Supplied text |
What is the "Todd Akin playbook"? It works like this: The Left takes a small misstep by a Republican candidate and trumpets it as though it was the most execrable error in the history of man. The quote is initially taken out of context, but, after the first day, it is no longer even quoted, and is merely characterized as "racist, bigoted, anti-woman, fascist," etc.
Coupled with phony polls to "show" the race is hopeless, the "Todd Akin playbook" only works if the press can convince Republicans to decimate their own candidate.
In the end, the race almost always turns out to have been imminently doable, but we find that out only after Republicans have abandoned it.
What sort of "missteps" are we talking about?
Two weeks ago, Democrats and the press were attacking the mother of a son killed at Benghazi in these terms: "cynical exploitation," "an early dip into the gutter," "so offensive it was hard to comprehend," "the weaponization of grief," "deranged." One Democrat said he wanted to "beat [the mother of the dead son] to death."
Now, these same hypocrites are working to destroy Donald Trump on the basis of mild comments about the varieties of sacrifice.
Ditto, Trump's comments Tuesday about the Second Amendment -- and Hillary's assumption that all 100,000,000 gun owners are killers, criminals, and assassins and that that's what Trump meant.
Ditto, a president who excoriated the Supreme Court to its face, and is suddenly strangely protective of Gonzalo Curiel, the biased, anti-Trump judge he appointed.
In each of these cases, our most ruthless enemies demand that Republicans throw the election, just as the usual suspects (John McCain, Kelly Ayotte, Lindsey Graham) obediently jumped up and barked, in the hopes that liberals would throw them a "doggie treat."
Why would we do that?
REASONS WHY ELECTION PROSPECTS LOOK GOOD
First, in dealing with national "head-on-head" polls, you have to subtract at least four points from Clinton's totals in order to find out where the race really is.
This is because Clinton will get 3-to-4 million (or more) excess votes in California, New York, and Illinois which will do her absolutely no good.
In 2012, Barack Obama won the popular vote by almost 5-million votes -- nearly 4% of the votes cast for Obama or Romney. And, yet, a switch of under 214,800 votes in Ohio, New Hampshire, Florida, and Virginia would have put Romney in White House. Thus a razor-thin 0.2% of voters determined the outcome of a race Obama won by nearly 5,000,000 popular votes. It was a virtual "tie race," even though Obama won it by 4% of the popular vote.

Data excerpt |

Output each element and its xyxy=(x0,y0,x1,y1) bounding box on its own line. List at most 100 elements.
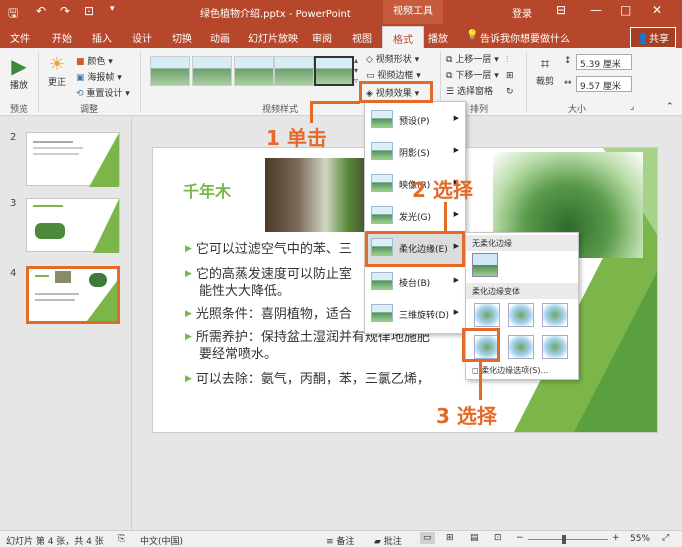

Set exercise 1 |
In the election commentary, by roughly how many popular votes did Barack Obama win in 2012?
Set exercise 2 |
List every state where, according to the election commentary, a switch of under 214,800 votes would have put Romney in the White House.
Set exercise 3 |
Rewrite the election commentary starting at "What is the" and ending at "have abandoned it.", substituting "strategy" for every occurrence of "playbook".

Correct output 1 |
Almost 5 million votes.

Correct output 2 |
Ohio, New Hampshire, Florida, Virginia

Correct output 3 |
What is the "Todd Akin strategy"? It works like this: The Left takes a small misstep by a Republican candidate and trumpets it as though it was the most execrable error in the history of man. The quote is initially taken out of context, but, after the first day, it is no longer even quoted, and is merely characterized as "racist, bigoted, anti-woman, fascist," etc.
Coupled with phony polls to "show" the race is hopeless, the "Todd Akin strategy" only works if the press can convince Republicans to decimate their own candidate.
In the end, the race almost always turns out to have been imminently doable, but we find that out only after Republicans have abandoned it.